== Directive ==
Count every line below in which "Química" occurs, then give only the count.

Saved entries:
##########

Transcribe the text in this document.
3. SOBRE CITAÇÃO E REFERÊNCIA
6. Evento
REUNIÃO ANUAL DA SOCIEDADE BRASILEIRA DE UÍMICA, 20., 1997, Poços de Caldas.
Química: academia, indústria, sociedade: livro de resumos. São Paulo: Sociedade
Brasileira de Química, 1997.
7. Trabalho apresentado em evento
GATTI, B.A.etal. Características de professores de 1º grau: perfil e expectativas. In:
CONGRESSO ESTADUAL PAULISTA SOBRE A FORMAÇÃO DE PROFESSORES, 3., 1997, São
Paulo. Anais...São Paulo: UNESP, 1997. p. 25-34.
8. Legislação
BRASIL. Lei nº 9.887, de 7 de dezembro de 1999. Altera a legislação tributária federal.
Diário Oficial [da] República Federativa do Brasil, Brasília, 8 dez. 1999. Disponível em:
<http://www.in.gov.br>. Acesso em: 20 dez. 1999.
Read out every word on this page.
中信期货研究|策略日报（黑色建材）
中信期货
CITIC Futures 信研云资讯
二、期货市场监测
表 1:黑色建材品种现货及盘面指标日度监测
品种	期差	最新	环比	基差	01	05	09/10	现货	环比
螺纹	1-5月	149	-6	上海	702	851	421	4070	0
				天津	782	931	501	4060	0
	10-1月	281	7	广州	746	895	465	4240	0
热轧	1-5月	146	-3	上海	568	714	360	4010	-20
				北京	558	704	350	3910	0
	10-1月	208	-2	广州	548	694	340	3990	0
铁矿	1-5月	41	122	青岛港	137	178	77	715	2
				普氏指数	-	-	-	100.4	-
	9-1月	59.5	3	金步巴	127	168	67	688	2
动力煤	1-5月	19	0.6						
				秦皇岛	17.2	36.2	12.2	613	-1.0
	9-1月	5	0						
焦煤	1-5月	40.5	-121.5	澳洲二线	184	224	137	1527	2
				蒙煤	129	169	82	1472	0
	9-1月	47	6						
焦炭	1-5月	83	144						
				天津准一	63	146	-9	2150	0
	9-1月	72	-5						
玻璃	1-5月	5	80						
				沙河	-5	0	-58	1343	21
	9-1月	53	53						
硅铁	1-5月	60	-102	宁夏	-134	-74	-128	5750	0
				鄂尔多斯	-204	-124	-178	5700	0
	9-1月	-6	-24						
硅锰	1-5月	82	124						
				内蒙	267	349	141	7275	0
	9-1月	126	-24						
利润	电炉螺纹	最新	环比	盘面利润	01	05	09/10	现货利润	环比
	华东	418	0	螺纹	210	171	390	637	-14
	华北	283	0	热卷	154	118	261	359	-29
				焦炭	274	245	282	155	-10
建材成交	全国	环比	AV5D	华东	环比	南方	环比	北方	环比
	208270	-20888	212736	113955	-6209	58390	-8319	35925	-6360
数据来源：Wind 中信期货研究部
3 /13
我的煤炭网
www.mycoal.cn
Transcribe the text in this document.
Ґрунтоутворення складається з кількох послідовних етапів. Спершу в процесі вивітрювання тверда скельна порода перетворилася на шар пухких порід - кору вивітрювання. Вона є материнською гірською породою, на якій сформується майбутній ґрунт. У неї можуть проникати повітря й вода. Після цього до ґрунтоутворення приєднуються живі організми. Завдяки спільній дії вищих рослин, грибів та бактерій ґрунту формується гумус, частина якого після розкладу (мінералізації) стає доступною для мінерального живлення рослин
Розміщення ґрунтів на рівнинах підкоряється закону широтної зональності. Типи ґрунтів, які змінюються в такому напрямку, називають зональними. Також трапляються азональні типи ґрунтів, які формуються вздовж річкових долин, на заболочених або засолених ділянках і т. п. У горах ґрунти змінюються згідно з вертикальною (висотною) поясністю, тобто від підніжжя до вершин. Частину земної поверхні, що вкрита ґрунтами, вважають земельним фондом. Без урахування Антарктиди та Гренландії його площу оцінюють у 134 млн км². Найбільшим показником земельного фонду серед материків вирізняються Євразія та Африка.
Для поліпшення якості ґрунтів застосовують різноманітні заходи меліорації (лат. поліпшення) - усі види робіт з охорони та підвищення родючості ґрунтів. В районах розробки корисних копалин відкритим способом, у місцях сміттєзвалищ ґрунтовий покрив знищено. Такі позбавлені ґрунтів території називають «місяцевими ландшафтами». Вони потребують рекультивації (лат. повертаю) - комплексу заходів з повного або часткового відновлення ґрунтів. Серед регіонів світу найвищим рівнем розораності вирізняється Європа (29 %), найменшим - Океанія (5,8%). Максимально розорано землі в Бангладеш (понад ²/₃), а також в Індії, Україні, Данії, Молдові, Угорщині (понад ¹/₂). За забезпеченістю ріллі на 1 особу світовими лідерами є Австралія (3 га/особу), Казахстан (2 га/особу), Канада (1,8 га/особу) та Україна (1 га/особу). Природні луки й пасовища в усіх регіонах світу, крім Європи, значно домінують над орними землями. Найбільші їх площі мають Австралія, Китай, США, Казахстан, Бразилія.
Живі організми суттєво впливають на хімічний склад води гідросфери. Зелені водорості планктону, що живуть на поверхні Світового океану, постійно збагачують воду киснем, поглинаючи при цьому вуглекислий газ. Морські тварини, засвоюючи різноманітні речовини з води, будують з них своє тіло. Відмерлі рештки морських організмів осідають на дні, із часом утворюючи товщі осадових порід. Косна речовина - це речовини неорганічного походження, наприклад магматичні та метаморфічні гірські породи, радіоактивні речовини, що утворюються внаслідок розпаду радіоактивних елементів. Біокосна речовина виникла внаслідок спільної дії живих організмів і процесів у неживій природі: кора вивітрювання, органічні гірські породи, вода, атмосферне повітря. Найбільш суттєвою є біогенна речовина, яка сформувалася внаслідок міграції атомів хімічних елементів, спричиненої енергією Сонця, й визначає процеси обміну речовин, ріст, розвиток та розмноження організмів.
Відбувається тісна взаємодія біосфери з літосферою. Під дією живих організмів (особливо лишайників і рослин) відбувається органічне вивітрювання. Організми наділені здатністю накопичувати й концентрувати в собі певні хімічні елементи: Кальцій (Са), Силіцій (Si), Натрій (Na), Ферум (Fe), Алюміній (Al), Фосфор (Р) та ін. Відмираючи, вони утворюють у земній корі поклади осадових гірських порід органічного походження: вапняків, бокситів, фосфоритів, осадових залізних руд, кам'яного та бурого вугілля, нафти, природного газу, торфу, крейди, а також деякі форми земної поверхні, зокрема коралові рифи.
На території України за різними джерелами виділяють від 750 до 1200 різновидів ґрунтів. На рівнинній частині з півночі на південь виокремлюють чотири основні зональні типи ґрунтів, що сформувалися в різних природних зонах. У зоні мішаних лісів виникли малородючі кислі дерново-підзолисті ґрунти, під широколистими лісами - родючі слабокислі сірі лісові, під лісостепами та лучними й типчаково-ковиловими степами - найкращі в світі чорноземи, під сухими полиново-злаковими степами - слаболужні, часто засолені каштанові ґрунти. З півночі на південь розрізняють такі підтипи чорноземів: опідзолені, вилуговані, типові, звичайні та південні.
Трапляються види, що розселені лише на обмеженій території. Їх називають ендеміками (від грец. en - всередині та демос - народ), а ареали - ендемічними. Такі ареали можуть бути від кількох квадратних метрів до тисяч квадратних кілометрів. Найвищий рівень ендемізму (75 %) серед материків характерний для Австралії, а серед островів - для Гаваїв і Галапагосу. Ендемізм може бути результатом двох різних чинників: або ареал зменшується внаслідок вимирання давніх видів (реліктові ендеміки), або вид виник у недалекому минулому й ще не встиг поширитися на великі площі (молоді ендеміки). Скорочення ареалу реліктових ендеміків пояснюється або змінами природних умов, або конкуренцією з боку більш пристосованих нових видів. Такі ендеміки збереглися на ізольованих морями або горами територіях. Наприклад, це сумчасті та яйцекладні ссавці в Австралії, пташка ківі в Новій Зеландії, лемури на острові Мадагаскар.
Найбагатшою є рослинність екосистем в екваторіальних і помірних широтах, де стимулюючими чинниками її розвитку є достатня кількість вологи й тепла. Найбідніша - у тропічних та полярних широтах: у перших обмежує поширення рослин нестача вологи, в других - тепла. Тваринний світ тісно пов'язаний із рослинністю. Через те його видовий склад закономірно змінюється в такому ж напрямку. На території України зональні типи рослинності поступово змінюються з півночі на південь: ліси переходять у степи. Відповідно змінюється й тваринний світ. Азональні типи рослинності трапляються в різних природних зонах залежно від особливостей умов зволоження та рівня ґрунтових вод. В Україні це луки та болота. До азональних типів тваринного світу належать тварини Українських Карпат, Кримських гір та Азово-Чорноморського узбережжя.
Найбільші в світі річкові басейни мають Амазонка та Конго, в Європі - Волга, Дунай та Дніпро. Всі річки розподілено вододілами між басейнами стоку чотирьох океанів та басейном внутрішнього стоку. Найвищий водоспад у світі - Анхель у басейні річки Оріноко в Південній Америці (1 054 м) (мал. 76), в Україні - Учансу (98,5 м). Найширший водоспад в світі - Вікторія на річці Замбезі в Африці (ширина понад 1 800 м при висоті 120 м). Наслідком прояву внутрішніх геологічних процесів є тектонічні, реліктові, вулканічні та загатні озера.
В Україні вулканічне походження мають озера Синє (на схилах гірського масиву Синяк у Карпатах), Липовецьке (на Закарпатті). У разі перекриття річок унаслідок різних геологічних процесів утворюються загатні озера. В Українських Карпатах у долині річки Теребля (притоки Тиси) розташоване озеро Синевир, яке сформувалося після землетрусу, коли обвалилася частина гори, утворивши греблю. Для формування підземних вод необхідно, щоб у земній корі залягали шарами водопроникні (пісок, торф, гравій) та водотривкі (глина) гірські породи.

##########

== Full response ==
2